Passage to read >>
%%
21K views 23 replies 8 participants last post by  Ddaddy 
#1 ·
Hello everyone,

I've been browsing the threads and have yet to see my specific problem.

I just purchased a 2009 sxt 3.5 HO. I was told they replaced the wheel bearings (not sure which ones) and was also provided with new tires. The grind (sounds like metal on metal. When riding with my gf (she was in the passenger seat) she said that the noise came from her front left. My grandfather told me that it sounded more to his right. When i am in park and rev the engine, it sounds great (no grind). However when i am in drive the grind is there. Could this be from poor brakes? They are squealing when applied.

Tks,

Brandon
 
#2 ·
Try jackin up that side and spin the wheel see if you hear anything
 
#3 ·
I took the wheel off and could hear the pads rubbing against the rotor. I changed the front pads and rotors. In the process when i had the rotor and pads back on, i spun the rotor and was able to eliminate the grinding with enough pressure on the studs. after putting the wheel back on and taking it for a drive, the grinding is not nearly as bad, but is definitely noticeable when applying the brakes.
 
#4 ·
Did you burnish the rotors BEFORE you put them on? One of the things that seems to have been lost from prior generations is the knocking down of the cutting groves that are left from surfacing the rotors. No matter how fine the grooves are, they are still there and act like a phonograph record and needle making the squeeling sound and also grinding.

Taking an 80 grit sandpaper wheel and using a cordless drill, crosshatch the rotors....knocking down the grooves completely to help seat the pads on the rotors so that there is no squeeling for the life of the brakes.

I was taught this by an old guy many years ago and have used this proceedure in all my brake jobs. People always ask how my brakes work as they never make any noise.

Now, the semi-metallic pads that we have will rust overnight and make a grinding sound. It takes a few good stops to get rid of the corrosion that happens even in 8-10 hours.

Here are a few pictures on the burnishing of rotors:









Regards,
Brian
BND Automotive LLC:driving:
440-821-9040
www.bndautomotive.com
 
#6 ·
"just purchased" it should have a used car warranty, or was it private sale? Less than 36k miles on it?

If you bought it from a dealer, I'd have them fix it under warranty.

Does it do it all the time while driving, or only when you hit the brakes?

Replacing the hubs on a 2009 would raise my suspicions of crash damage.

Mileage on car?
 
#7 ·
"just purchased" it should have a used car warranty, or was it private sale? Less than 36k miles on it?

If you bought it from a dealer, I'd have them fix it under warranty.

Does it do it all the time while driving, or only when you hit the brakes?
It was purchased from a ford dealer with 73,000 miles on it. The policy for them is that "If it has over 50% wear at sale, they replace it. They put new tires on it and new wheel bearings. I work at a parts store so i can get reasonable discounts on the parts.

It did do it while driving on the old pads. It does still do it slightly with new pads but mostly with braking now.
%%
Information provided >>
%%
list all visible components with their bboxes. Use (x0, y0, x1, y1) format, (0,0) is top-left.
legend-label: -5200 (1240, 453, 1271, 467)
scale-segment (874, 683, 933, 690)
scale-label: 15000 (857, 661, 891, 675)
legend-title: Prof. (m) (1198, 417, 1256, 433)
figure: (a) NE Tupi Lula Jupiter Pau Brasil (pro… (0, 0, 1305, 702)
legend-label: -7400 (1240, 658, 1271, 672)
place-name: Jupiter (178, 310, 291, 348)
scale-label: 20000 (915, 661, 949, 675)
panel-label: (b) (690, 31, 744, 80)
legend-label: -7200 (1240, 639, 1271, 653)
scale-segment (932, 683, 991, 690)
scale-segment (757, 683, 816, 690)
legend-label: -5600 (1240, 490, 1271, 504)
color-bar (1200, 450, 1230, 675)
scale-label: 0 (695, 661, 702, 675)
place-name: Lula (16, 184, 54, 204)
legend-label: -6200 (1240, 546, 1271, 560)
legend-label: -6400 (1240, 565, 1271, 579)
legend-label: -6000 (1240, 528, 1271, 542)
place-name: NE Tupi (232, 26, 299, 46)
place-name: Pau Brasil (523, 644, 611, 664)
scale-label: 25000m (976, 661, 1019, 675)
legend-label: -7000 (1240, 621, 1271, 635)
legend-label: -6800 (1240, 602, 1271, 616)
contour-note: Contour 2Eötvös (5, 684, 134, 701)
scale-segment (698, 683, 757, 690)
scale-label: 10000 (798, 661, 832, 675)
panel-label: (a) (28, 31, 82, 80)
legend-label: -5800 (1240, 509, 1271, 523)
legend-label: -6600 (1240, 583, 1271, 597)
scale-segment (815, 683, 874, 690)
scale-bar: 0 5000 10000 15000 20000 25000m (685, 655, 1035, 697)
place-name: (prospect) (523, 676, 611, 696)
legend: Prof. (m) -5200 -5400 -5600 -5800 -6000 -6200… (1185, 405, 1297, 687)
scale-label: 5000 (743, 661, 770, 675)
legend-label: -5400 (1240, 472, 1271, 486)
%%
Short task A >>
Reproduce the forum thread about the grinding brakes word for word, from "I just purchased" up to and including "squealing when applied.".
Short task B >>
Write the next part of the forum thread about the grinding brakes, picking up right after its final sentence.

Response A >>
I just purchased a 2009 sxt 3.5 HO. I was told they replaced the wheel bearings (not sure which ones) and was also provided with new tires. The grind (sounds like metal on metal. When riding with my gf (she was in the passenger seat) she said that the noise came from her front left. My grandfather told me that it sounded more to his right. When i am in park and rev the engine, it sounds great (no grind). However when i am in drive the grind is there. Could this be from poor brakes? They are squealing when applied.

Response B >>
#8 ·
Is it constant? e.g. you put it in drive and you hear grinding? Occasional? Only turning? Only braking?

Aftermarket exhaust? Jack up the car and inspect the exhaust from the cats to the tailpipe and look for signs of grounding out e.g. fresh scratches.

Anything bumping up against the exhaust can sound like its coming from everywhere.
 
#10 ·
It's when the car is in motion. I'm pretty sure its coming from the rotor rubbing the caliper bracket.
Something would have to be terribly bent or misaligned/installed improperly for that.

You aren't referring to the knuckle, are you? (big arrow)

 
#11 ·
I had this same problem but in the driver side rear... I totally forgot what it was but got it fixed at the dealer and costed me $300.
 
#14 ·
I believe it was the caliper bracket. i didnt have dash lights going off. I changed my rotors and pads before i went to the delear so i know it wasnt the pad or rotor
 
#16 ·
If it was the Caliper Bracket, like i think it was. Then yea it fixed it completely. I need to go home and look at my papers again. Im at work currently.
 
#20 ·
What!!! Wow!!.. Try this. Pull wheel off and put the wheel nuts back on the hub with washer if nessesary to hold the wheel rotor in its proper place. Take digital pictures if you have a camera and send us pics.
Rotate the hub and brake rotor unit watching where it would contact the brake bracket.
Pay carefull attention to the aluminum dust shield in the back. grab it and see if it is loose. They rust out and come loose and find a resting spot when the wind is pushing them and then positon themselves away from the rotor when the wind force is removed. Happened to me. Send pics if you can.
 
#23 ·
Ok so i just took the hub assembly off and greased it up a bit more and torqued it to spec. I then greased the entire brake system up. The rotor isn't scraping the caliper bracket like i had thought.

I took the car for a spin and at 25mph and below you can really hear it scrape. Metal on metal sound. Any ideas?

P.S. That hub assembly is new.
 
#24 ·
Have you checked the brake pad warning tabs? Often they are set too close to the rotor and rub making the grinding sound. They are made of aluminum alloy and designed to be set so that they make a grinding noise before the pads are worn out and do actual damage to the rotor...but often they are never checked when the pads are installed and aren't set to the correct distance (usually 1/8" from the bottom of the pad).

I've had to re-adjust more than a few of them over the years that were set incorrectly and were making noise long before they should.

The image below shows where they are...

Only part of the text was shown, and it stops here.